Dataset excerpt:
* * * *

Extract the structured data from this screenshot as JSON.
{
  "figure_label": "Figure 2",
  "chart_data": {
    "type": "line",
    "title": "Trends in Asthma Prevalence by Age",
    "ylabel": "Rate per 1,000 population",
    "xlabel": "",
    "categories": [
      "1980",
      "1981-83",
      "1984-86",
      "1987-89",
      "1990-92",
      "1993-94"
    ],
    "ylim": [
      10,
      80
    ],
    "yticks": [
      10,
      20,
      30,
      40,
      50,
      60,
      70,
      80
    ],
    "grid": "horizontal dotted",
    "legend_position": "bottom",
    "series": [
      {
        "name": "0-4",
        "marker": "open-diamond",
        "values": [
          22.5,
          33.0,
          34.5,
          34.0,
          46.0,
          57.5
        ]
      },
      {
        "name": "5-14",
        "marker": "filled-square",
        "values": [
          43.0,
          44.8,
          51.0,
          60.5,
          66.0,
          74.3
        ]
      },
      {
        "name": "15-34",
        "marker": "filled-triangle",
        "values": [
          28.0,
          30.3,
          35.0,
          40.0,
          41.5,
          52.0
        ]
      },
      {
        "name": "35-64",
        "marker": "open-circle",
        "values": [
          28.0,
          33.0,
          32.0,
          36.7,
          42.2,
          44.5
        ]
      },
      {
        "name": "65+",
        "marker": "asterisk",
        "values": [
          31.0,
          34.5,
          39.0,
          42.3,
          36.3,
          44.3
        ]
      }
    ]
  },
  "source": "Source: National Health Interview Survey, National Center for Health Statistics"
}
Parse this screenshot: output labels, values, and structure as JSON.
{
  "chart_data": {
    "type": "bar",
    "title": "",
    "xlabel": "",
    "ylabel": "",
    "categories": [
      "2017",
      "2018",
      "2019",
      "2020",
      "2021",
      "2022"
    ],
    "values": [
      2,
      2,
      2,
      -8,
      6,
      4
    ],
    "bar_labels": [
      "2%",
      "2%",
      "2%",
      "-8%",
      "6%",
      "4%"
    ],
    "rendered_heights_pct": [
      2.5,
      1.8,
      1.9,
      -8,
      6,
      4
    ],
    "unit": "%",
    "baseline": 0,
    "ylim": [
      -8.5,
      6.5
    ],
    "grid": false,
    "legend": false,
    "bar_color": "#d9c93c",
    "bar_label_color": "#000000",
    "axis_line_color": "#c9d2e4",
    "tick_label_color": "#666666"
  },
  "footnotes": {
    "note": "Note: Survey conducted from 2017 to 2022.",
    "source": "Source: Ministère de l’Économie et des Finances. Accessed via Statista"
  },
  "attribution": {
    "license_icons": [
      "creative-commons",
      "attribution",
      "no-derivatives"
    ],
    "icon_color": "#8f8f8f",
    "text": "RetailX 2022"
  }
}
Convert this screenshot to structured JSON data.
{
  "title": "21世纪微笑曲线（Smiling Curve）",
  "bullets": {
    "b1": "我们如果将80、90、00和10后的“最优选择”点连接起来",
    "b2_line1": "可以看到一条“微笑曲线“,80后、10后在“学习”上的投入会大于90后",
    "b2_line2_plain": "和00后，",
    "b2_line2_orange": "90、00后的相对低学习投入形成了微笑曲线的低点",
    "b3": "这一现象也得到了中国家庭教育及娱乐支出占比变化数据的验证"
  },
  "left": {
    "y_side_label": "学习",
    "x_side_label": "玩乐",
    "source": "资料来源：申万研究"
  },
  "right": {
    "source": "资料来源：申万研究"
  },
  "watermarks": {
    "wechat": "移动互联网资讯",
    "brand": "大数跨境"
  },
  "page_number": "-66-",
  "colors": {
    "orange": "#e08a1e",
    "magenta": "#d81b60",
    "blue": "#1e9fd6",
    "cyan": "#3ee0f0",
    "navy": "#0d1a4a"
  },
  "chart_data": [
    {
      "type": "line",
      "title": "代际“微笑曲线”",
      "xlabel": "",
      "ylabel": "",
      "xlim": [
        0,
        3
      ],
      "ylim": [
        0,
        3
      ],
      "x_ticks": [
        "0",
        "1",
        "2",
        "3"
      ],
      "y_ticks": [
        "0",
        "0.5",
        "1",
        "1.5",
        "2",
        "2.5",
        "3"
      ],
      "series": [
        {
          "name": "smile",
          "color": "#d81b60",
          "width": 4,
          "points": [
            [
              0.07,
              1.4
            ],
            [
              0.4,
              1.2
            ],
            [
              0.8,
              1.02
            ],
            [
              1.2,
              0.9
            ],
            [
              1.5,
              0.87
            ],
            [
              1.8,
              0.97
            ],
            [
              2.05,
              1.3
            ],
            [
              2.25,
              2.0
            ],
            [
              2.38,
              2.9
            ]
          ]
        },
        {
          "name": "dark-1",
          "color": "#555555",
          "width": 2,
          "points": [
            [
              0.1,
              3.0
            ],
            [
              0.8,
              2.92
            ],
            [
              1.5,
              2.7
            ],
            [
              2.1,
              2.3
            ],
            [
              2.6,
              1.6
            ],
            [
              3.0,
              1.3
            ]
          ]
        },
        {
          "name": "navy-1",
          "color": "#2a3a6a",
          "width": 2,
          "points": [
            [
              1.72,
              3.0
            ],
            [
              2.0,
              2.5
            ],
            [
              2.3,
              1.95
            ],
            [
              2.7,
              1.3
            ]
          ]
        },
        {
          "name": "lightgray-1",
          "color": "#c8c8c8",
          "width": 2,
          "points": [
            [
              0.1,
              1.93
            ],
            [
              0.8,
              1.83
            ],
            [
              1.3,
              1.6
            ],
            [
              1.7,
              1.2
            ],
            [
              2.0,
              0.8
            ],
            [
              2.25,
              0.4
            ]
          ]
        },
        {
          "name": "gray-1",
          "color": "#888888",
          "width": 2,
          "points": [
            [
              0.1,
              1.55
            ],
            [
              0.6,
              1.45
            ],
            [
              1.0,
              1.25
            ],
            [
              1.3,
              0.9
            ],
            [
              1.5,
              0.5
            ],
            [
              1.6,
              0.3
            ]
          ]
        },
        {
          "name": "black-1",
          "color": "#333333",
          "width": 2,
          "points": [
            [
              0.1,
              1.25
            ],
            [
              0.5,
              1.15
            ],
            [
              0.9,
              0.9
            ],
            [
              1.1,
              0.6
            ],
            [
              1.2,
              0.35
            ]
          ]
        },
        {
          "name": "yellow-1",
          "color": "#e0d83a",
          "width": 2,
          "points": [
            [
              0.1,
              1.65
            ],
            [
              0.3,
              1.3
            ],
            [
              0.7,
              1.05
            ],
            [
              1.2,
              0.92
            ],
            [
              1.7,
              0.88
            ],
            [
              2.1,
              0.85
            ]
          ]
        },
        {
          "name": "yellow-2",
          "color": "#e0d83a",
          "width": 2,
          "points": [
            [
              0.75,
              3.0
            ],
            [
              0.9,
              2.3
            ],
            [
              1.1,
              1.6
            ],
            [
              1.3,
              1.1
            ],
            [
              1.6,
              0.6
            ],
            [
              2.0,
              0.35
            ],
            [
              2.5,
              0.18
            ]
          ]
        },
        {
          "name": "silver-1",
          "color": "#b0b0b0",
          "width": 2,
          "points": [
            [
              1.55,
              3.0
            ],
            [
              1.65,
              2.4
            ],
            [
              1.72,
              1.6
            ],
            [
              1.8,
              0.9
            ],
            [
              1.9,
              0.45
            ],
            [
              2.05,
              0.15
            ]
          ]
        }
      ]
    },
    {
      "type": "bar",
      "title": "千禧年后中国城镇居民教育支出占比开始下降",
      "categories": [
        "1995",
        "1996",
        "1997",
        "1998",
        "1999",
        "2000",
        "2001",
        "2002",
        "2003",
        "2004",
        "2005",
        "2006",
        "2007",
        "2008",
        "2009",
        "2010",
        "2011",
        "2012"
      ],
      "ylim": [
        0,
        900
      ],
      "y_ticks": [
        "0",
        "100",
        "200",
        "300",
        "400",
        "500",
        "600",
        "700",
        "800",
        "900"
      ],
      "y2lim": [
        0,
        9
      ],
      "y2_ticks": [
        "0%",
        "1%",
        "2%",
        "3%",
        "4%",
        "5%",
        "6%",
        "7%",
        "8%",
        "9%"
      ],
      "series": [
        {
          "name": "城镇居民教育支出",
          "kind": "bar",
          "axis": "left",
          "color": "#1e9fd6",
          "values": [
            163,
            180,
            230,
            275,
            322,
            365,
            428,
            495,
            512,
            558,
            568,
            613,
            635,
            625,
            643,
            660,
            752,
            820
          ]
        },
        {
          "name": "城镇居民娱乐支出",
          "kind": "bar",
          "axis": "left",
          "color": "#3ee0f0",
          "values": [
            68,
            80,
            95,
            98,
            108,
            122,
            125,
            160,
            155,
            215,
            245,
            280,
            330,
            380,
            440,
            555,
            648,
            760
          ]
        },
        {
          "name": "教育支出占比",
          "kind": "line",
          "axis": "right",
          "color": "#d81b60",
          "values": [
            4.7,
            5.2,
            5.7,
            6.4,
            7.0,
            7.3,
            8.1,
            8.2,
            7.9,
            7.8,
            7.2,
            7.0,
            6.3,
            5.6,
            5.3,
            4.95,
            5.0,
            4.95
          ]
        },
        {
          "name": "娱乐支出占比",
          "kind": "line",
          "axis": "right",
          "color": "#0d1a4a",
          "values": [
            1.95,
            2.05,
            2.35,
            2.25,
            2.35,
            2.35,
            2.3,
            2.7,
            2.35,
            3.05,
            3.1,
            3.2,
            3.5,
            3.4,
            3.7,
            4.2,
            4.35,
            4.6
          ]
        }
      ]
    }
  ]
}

* * * *

Given exercise:
Copy each line holding the word "JSON" from the listing above.

Solution to the problem:
Extract the structured data from this screenshot as JSON.
Parse this screenshot: output labels, values, and structure as JSON.
Convert this screenshot to structured JSON data.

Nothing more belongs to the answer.